Copy all lines holding the word "izzóinak" from the entries.

::::

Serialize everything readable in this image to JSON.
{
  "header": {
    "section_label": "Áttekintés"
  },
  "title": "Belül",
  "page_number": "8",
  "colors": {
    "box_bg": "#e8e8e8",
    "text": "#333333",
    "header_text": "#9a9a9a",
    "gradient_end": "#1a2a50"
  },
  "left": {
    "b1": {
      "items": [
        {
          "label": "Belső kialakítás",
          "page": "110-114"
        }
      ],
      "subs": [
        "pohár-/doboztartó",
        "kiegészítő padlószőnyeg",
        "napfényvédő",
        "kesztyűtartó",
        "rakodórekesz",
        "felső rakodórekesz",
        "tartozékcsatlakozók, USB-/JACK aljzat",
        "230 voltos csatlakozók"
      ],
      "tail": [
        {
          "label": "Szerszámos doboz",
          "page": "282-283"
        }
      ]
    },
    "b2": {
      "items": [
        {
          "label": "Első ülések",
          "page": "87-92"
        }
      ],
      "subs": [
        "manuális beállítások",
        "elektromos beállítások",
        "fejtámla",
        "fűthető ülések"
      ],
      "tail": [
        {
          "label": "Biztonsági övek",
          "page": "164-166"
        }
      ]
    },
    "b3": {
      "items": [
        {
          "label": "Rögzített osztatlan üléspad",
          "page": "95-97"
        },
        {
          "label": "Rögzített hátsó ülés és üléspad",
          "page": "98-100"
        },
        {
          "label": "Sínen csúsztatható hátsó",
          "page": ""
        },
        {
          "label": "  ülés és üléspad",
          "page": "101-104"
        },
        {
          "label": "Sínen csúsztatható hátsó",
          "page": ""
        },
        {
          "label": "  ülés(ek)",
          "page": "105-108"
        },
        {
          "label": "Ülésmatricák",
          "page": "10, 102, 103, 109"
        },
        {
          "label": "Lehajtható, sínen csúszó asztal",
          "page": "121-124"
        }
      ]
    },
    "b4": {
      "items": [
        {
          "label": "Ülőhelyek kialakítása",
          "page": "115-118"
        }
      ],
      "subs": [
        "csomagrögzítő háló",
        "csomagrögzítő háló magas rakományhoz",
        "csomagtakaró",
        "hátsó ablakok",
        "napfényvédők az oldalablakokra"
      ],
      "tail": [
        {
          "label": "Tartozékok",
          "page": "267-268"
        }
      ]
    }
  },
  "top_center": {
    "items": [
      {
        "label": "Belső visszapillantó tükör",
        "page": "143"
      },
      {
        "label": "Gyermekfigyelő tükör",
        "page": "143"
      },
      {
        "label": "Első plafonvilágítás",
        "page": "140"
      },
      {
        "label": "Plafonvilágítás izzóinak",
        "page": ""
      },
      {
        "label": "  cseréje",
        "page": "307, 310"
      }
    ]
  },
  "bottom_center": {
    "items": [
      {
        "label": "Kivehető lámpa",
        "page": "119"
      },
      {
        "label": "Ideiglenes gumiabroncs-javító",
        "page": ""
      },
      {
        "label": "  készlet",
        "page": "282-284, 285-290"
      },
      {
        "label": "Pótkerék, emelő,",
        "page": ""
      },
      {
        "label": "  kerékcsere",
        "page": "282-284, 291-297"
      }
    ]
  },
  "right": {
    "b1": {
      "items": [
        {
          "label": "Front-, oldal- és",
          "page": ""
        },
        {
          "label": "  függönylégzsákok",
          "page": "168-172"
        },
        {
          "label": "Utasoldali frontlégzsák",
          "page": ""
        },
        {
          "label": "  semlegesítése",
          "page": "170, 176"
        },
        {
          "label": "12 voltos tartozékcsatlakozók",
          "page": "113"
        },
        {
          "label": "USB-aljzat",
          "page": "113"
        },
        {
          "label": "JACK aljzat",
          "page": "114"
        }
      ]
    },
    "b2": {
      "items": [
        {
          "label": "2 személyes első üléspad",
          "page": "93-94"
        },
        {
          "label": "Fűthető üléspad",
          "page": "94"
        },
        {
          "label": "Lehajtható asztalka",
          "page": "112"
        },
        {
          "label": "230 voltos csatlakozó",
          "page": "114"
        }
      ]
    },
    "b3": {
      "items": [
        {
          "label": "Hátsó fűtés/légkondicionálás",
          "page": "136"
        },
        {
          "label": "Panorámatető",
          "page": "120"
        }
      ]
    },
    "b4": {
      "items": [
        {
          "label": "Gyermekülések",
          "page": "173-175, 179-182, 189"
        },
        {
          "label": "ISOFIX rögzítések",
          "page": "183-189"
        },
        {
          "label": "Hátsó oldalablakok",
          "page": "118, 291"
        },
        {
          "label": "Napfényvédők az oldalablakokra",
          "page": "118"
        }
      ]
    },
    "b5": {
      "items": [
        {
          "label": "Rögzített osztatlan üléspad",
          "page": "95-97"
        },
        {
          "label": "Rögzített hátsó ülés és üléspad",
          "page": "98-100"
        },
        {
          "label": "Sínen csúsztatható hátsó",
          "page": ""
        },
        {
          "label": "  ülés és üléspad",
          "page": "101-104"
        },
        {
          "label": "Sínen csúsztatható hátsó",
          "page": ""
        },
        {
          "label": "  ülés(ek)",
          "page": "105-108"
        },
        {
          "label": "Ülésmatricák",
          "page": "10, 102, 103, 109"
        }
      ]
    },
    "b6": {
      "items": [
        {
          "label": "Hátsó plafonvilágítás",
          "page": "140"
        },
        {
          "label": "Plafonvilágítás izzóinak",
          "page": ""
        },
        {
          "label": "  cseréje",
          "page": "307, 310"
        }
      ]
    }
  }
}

::::

The output -
        "label": "Plafonvilágítás izzóinak",
          "label": "Plafonvilágítás izzóinak",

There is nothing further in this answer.